TASK DIRECTIONS: Copy out all lines that hold "percent".

Stored items:
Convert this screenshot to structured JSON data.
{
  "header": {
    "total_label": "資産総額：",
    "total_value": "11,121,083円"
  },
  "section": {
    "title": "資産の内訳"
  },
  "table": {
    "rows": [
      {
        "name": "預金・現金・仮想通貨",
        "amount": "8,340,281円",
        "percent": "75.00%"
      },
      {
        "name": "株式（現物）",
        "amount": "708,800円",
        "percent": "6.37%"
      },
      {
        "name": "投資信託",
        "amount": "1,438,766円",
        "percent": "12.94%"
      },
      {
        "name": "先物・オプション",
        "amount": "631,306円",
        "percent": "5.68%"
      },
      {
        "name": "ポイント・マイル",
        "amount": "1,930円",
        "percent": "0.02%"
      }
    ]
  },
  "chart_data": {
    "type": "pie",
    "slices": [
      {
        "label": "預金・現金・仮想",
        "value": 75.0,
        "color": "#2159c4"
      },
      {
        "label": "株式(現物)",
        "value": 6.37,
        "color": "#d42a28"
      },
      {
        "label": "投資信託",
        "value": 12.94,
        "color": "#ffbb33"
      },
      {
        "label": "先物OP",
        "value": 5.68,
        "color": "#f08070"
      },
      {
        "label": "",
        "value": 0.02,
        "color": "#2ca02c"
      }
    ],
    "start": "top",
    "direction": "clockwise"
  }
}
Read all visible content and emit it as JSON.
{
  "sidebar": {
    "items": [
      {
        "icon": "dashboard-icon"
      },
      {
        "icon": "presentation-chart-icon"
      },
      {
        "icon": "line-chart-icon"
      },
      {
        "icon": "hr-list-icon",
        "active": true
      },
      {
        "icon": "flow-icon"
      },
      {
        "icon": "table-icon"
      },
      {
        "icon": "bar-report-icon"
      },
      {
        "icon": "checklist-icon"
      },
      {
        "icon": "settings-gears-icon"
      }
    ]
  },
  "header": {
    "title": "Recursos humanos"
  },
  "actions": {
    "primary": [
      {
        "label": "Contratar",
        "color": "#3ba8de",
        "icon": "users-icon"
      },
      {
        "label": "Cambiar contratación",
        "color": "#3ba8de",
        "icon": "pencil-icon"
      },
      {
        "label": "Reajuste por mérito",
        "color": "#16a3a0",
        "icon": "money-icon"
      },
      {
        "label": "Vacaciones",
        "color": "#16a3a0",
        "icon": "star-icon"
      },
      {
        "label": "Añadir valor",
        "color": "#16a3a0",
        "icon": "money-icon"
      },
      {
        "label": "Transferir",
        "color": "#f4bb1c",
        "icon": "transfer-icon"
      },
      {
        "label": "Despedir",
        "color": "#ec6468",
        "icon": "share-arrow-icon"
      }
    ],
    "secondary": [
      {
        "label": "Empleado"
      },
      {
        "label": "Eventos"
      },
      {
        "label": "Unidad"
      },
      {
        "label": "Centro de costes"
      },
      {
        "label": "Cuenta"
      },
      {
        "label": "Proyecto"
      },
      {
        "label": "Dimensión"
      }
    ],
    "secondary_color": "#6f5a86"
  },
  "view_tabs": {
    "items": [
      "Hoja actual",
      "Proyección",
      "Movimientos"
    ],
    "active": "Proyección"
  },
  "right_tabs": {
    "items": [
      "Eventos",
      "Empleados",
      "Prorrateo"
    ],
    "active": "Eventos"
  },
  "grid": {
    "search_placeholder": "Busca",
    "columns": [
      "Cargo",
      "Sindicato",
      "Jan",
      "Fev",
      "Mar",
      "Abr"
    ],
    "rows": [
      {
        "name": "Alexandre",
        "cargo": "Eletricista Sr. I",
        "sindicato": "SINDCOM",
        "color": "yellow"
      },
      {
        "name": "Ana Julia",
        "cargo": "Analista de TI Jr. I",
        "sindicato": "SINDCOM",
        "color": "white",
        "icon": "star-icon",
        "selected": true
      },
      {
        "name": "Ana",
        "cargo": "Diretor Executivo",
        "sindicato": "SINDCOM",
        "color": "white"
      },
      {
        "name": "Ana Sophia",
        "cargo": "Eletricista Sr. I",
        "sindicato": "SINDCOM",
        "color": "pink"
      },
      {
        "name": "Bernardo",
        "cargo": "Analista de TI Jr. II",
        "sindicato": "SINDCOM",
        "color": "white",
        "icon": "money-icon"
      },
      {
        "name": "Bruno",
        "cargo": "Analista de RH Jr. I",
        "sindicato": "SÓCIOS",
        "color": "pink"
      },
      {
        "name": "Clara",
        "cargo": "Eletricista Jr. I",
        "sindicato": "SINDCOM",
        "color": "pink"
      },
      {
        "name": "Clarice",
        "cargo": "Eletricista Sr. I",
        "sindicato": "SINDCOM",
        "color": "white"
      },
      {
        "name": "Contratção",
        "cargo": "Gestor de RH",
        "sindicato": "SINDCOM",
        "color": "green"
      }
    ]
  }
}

SOLUTION:
        "percent": "75.00%"
        "percent": "6.37%"
        "percent": "12.94%"
        "percent": "5.68%"
        "percent": "0.02%"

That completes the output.